__INPUT__:
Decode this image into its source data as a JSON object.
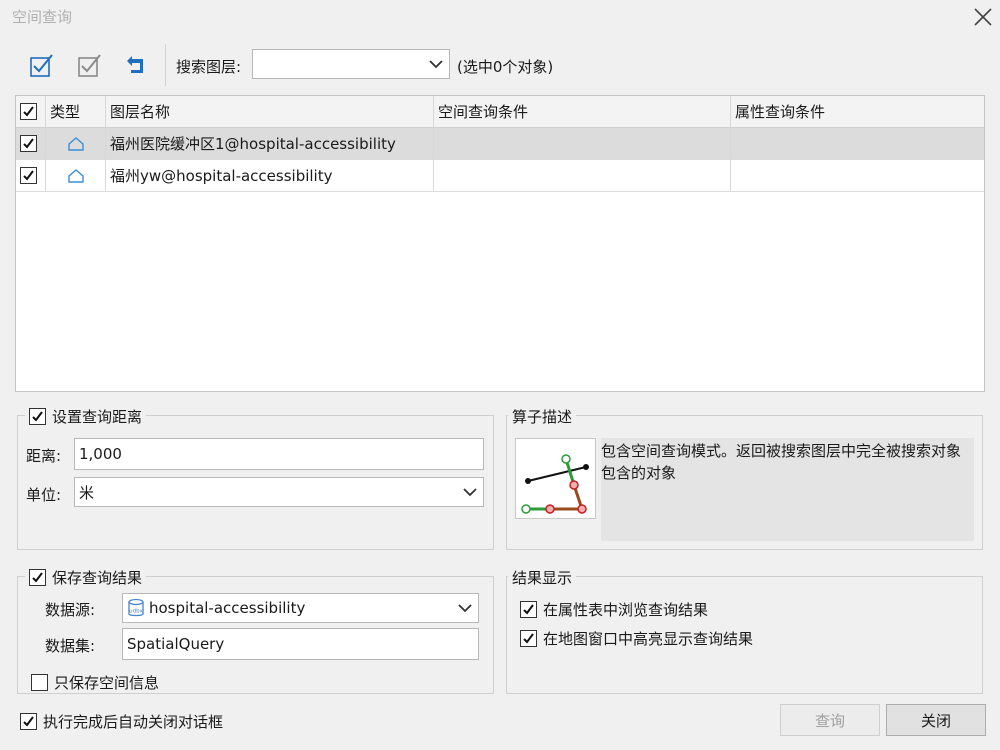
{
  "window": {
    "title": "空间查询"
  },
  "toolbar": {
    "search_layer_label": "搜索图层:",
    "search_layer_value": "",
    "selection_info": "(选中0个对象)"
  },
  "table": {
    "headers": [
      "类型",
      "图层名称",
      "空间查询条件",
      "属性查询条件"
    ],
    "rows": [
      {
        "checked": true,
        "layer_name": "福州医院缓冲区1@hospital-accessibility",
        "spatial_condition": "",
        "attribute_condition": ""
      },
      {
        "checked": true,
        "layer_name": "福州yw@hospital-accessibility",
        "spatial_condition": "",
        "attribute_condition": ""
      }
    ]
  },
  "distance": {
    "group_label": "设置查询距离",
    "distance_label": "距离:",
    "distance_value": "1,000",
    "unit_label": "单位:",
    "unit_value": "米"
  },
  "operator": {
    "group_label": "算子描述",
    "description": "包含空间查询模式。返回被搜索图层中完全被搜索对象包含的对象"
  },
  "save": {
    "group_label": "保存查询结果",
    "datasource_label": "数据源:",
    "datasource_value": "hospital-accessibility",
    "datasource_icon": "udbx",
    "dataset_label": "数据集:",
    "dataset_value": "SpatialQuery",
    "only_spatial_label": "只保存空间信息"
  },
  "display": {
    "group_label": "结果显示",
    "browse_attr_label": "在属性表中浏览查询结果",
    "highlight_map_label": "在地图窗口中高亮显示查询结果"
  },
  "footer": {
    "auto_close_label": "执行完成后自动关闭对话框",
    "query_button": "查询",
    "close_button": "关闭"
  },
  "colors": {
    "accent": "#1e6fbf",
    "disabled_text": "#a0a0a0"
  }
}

__EXERCISE OBJECTIVE__:
Generate a word-for-word copy of the preceding records, excluding all pictures.

__RESULT FOR THIS EXERCISE__:
Decode this image into its source data as a JSON object.
{
  "window": {
    "title": "空间查询"
  },
  "toolbar": {
    "search_layer_label": "搜索图层:",
    "search_layer_value": "",
    "selection_info": "(选中0个对象)"
  },
  "table": {
    "headers": [
      "类型",
      "图层名称",
      "空间查询条件",
      "属性查询条件"
    ],
    "rows": [
      {
        "checked": true,
        "layer_name": "福州医院缓冲区1@hospital-accessibility",
        "spatial_condition": "",
        "attribute_condition": ""
      },
      {
        "checked": true,
        "layer_name": "福州yw@hospital-accessibility",
        "spatial_condition": "",
        "attribute_condition": ""
      }
    ]
  },
  "distance": {
    "group_label": "设置查询距离",
    "distance_label": "距离:",
    "distance_value": "1,000",
    "unit_label": "单位:",
    "unit_value": "米"
  },
  "operator": {
    "group_label": "算子描述",
    "description": "包含空间查询模式。返回被搜索图层中完全被搜索对象包含的对象"
  },
  "save": {
    "group_label": "保存查询结果",
    "datasource_label": "数据源:",
    "datasource_value": "hospital-accessibility",
    "datasource_icon": "udbx",
    "dataset_label": "数据集:",
    "dataset_value": "SpatialQuery",
    "only_spatial_label": "只保存空间信息"
  },
  "display": {
    "group_label": "结果显示",
    "browse_attr_label": "在属性表中浏览查询结果",
    "highlight_map_label": "在地图窗口中高亮显示查询结果"
  },
  "footer": {
    "auto_close_label": "执行完成后自动关闭对话框",
    "query_button": "查询",
    "close_button": "关闭"
  },
  "colors": {
    "accent": "#1e6fbf",
    "disabled_text": "#a0a0a0"
  }
}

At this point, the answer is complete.